____ Data shown

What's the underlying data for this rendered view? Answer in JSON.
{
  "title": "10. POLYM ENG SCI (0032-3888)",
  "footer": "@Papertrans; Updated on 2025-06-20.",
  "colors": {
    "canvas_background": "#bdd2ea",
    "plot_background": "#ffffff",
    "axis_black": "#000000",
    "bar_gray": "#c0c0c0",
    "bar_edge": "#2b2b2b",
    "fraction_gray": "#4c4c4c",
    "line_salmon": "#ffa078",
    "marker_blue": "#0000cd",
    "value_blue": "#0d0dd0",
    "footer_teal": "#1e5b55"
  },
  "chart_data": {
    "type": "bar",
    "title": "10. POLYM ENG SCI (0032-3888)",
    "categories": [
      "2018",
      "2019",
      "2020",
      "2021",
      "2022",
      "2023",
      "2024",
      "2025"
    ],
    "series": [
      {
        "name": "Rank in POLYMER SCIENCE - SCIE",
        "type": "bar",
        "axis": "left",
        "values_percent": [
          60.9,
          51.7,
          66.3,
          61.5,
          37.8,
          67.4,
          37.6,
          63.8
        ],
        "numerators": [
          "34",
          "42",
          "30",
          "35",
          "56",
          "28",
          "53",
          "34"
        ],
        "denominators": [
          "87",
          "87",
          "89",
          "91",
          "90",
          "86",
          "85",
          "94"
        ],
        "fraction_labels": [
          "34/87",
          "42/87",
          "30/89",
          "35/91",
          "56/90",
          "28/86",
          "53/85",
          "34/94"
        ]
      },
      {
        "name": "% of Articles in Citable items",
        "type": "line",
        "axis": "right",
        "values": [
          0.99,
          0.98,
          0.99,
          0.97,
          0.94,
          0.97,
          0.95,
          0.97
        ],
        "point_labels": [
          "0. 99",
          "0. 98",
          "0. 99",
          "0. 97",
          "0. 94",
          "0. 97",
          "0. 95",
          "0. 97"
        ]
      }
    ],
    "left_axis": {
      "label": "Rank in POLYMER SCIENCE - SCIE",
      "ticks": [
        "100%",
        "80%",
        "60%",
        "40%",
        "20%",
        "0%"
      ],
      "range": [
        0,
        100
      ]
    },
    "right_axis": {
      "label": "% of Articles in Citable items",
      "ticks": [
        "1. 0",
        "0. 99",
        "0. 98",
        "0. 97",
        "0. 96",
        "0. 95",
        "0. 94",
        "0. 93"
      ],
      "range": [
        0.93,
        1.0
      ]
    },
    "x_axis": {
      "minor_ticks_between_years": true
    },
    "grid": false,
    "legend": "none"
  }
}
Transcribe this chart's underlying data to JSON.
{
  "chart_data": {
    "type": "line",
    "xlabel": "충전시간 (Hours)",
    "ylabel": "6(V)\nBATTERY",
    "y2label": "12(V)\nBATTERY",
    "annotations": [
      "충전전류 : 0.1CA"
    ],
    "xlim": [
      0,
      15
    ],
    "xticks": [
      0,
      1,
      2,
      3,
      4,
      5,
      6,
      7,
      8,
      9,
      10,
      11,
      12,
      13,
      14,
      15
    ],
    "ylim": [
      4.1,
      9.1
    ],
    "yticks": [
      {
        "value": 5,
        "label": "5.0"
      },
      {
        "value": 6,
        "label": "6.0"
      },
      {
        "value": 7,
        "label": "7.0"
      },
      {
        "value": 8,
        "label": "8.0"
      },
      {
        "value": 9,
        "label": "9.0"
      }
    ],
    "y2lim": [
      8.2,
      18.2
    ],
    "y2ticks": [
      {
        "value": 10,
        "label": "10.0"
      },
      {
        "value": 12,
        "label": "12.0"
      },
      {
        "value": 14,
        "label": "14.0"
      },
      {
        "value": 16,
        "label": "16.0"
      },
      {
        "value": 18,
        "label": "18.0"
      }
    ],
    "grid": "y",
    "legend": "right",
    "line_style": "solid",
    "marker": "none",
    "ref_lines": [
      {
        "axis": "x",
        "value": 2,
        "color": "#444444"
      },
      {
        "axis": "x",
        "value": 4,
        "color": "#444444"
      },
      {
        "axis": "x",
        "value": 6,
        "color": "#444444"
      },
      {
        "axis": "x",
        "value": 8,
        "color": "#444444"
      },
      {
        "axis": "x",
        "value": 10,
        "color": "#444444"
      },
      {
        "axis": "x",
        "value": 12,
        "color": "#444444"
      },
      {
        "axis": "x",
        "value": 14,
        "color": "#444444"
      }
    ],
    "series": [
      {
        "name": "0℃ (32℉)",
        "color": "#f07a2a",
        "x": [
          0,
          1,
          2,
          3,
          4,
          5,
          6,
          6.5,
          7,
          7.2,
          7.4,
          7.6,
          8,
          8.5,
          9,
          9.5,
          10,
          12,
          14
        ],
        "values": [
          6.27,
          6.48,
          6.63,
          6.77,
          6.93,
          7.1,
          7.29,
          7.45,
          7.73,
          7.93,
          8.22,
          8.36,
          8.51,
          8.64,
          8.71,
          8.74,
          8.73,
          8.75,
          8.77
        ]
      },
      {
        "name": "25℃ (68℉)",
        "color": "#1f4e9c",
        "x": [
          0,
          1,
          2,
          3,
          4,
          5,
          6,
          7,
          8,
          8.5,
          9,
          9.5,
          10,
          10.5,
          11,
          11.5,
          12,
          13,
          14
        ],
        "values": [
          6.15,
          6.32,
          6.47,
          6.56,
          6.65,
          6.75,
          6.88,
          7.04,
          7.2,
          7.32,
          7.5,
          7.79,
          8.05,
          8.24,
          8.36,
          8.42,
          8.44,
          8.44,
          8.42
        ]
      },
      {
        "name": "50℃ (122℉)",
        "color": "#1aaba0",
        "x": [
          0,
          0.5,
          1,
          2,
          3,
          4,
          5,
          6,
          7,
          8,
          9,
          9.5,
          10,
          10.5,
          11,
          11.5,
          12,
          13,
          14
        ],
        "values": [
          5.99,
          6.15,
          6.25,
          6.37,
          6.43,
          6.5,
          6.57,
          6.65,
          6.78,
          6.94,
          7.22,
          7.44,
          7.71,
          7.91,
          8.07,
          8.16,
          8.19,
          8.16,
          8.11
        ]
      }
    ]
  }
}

________

Look through the records and gather every line containing "title".

_Right answer_
  "title": "10. POLYM ENG SCI (0032-3888)",
    "title": "10. POLYM ENG SCI (0032-3888)",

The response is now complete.